* START DATA RECORDS *

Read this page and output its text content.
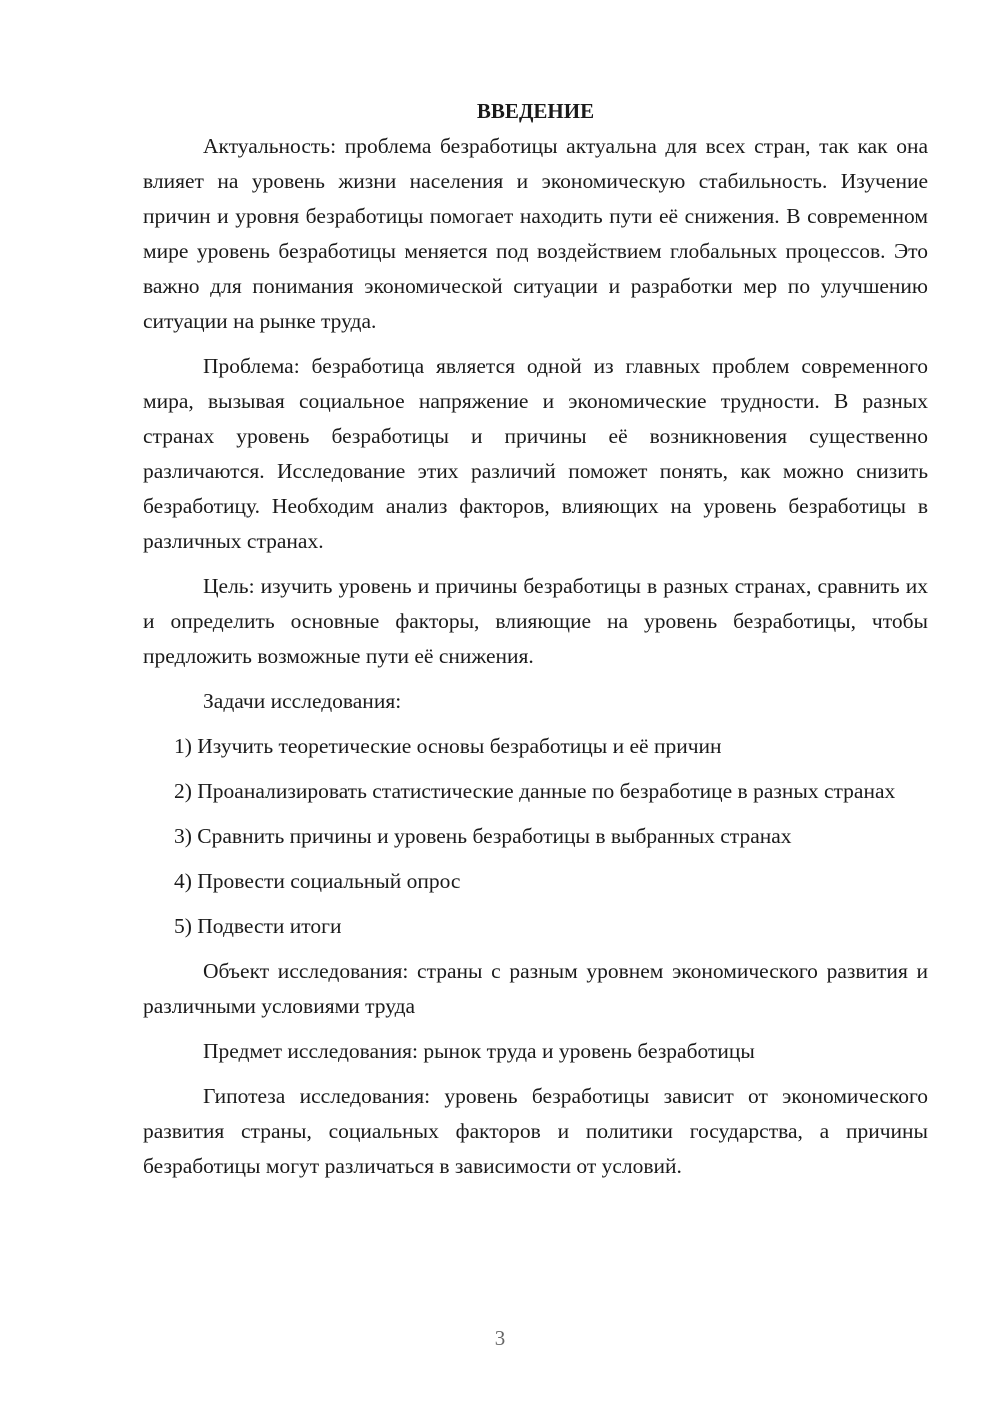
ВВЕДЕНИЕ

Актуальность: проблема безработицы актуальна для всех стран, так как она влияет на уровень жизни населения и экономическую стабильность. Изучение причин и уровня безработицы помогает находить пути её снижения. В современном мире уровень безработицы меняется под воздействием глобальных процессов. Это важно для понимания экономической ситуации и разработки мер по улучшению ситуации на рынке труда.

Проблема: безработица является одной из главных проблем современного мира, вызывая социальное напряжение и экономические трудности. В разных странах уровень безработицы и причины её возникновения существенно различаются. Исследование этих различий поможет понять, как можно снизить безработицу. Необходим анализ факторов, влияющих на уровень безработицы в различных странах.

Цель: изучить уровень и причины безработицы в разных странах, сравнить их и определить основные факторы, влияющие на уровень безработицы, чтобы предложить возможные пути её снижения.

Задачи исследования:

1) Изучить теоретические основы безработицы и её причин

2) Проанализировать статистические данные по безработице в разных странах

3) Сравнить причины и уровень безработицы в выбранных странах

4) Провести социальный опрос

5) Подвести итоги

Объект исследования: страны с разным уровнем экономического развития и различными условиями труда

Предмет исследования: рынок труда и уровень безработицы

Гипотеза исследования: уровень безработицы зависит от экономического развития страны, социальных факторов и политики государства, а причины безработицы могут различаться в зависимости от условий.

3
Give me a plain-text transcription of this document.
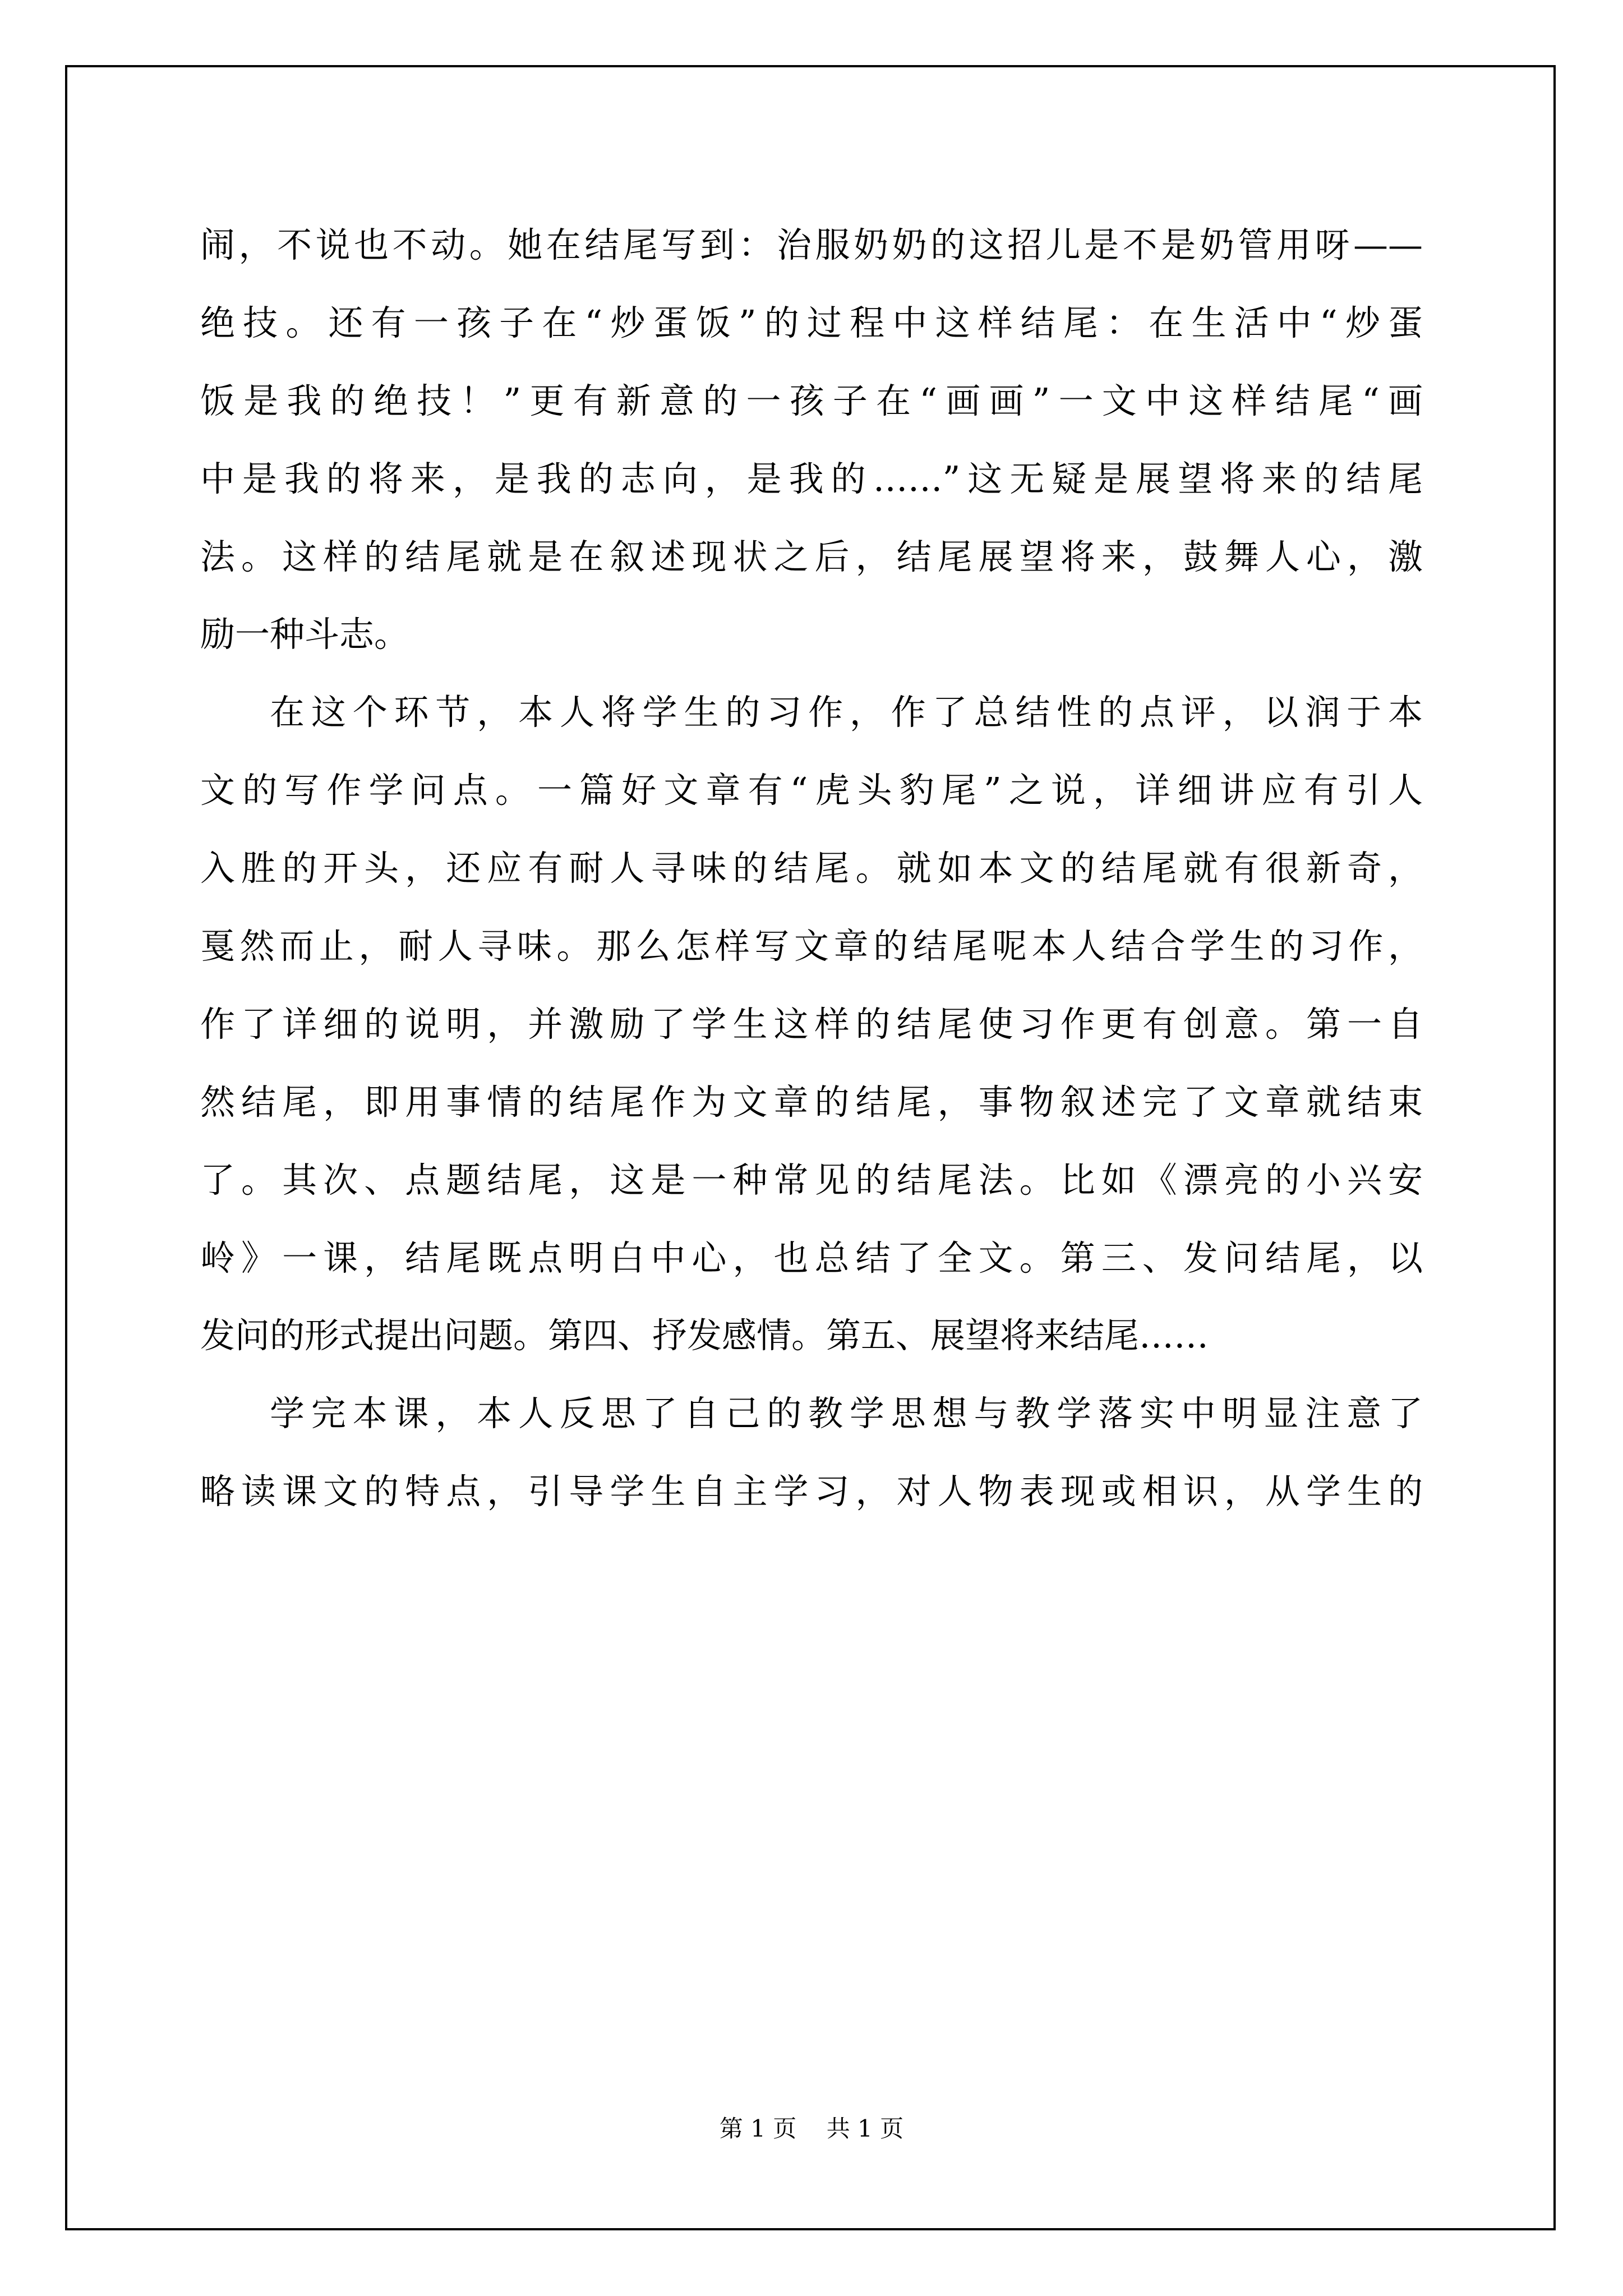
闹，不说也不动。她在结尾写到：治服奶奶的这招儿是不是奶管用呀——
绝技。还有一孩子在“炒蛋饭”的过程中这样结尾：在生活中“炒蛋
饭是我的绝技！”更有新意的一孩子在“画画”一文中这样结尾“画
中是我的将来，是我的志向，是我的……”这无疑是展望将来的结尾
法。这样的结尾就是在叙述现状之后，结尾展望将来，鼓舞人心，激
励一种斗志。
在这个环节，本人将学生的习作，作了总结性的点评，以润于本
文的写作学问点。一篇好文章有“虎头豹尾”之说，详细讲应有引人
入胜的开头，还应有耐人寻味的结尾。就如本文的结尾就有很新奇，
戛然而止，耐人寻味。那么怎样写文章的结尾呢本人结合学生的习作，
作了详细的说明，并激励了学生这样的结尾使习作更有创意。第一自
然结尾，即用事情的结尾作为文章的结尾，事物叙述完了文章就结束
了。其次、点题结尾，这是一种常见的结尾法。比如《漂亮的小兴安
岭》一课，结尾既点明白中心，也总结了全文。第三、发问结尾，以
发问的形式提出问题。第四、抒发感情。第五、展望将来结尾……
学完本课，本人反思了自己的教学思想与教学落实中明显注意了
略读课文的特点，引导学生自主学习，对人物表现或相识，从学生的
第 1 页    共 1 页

* END DATA RECORDS *
* START DATA RECORDS *

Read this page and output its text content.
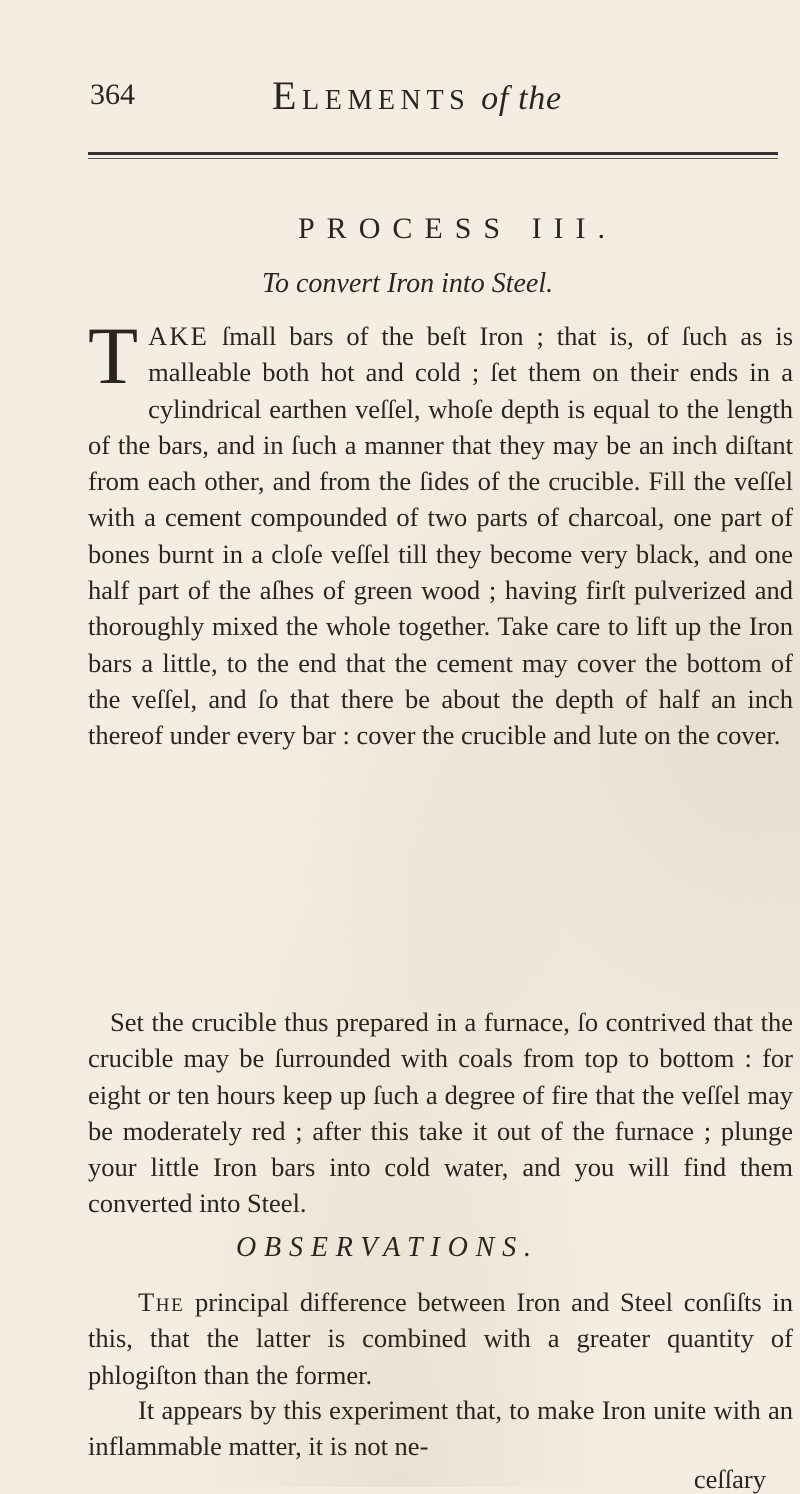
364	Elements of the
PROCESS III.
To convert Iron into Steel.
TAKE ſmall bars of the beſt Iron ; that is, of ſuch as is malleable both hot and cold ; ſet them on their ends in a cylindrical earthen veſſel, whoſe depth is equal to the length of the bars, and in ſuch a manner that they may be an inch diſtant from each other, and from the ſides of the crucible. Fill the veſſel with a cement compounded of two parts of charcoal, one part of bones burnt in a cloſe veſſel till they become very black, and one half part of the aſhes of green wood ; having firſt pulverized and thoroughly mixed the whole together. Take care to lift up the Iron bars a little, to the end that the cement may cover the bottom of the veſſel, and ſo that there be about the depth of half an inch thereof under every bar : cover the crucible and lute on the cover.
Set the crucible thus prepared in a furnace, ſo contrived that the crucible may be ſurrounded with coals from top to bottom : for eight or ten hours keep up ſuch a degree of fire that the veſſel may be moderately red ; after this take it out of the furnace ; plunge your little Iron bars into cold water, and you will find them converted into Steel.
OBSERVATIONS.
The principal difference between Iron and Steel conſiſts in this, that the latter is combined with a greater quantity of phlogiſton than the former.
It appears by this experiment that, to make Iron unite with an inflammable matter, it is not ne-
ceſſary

* END DATA RECORDS *

**STATED TASK**
Scan the lines for the string "страны". Pick out every line that has it.

**THE RESPONSE**
Объект исследования: страны с разным уровнем экономического развития и различными условиями труда
Гипотеза исследования: уровень безработицы зависит от экономического развития страны, социальных факторов и политики государства, а причины безработицы могут различаться в зависимости от условий.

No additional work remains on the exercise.